Dataset records:

━━━━━━━━

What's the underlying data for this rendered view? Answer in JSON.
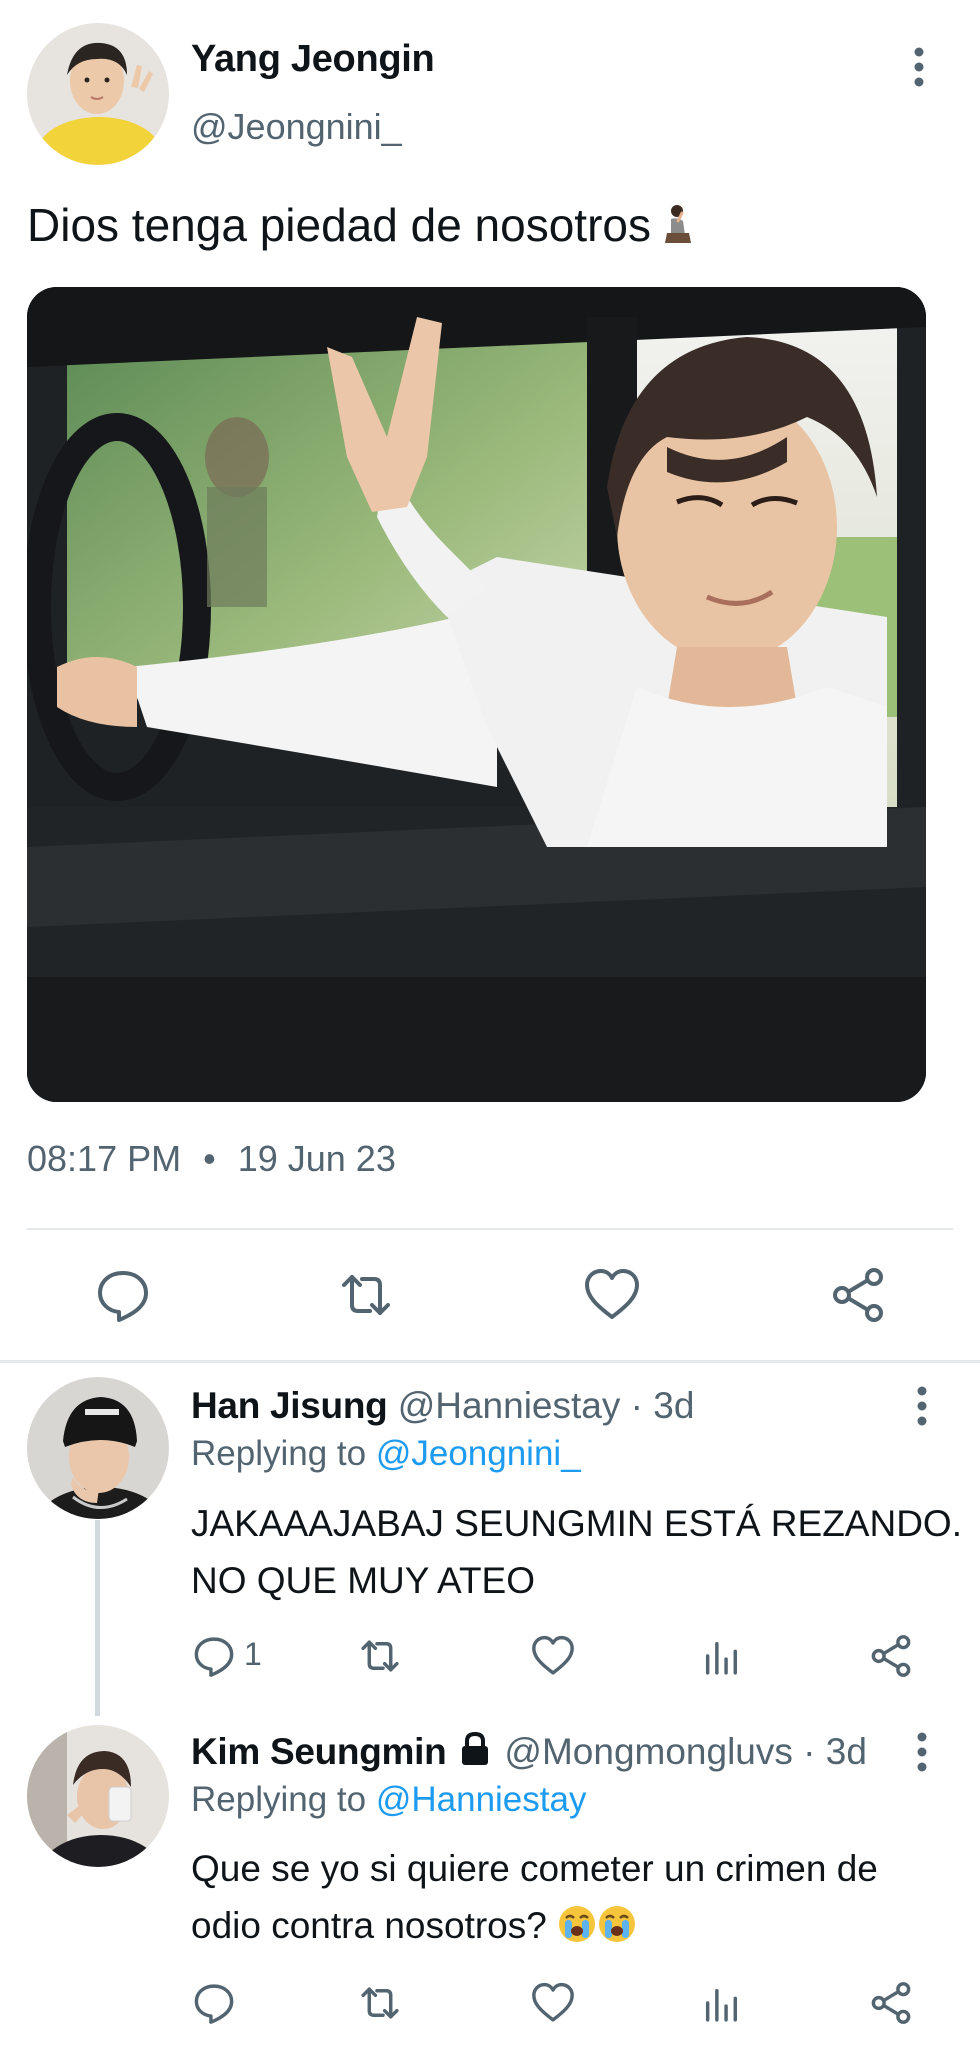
{
  "main_tweet": {
    "author_name": "Yang Jeongin",
    "author_handle": "@Jeongnini_",
    "text": "Dios tenga piedad de nosotros",
    "text_emoji": "praying-person-emoji",
    "time": "08:17 PM",
    "separator": "•",
    "date": "19 Jun 23",
    "media_description": "photo-of-person-in-car-making-peace-sign"
  },
  "replies": [
    {
      "author_name": "Han Jisung",
      "author_handle": "@Hanniestay",
      "age": "· 3d",
      "replying_prefix": "Replying to ",
      "replying_to": "@Jeongnini_",
      "text_line1": "JAKAAAJABAJ SEUNGMIN ESTÁ REZANDO.",
      "text_line2": "NO QUE MUY ATEO",
      "reply_count": "1"
    },
    {
      "author_name": "Kim Seungmin",
      "author_handle": "@Mongmongluvs",
      "age": "· 3d",
      "protected_icon": "lock-icon",
      "replying_prefix": "Replying to ",
      "replying_to": "@Hanniestay",
      "text_line1": "Que se yo si quiere cometer un crimen de",
      "text_line2": "odio contra nosotros?",
      "text_emoji": "loudly-crying-face-emoji"
    }
  ],
  "colors": {
    "text_primary": "#0f1419",
    "text_secondary": "#536471",
    "link": "#1d9bf0",
    "icon": "#536471",
    "divider": "#e6e9eb"
  }
}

━━━━━━━━

__Exercise objective__: Copy each line of the listing that contains the string "icon".

__Complete answer__:
      "protected_icon": "lock-icon",
    "icon": "#536471",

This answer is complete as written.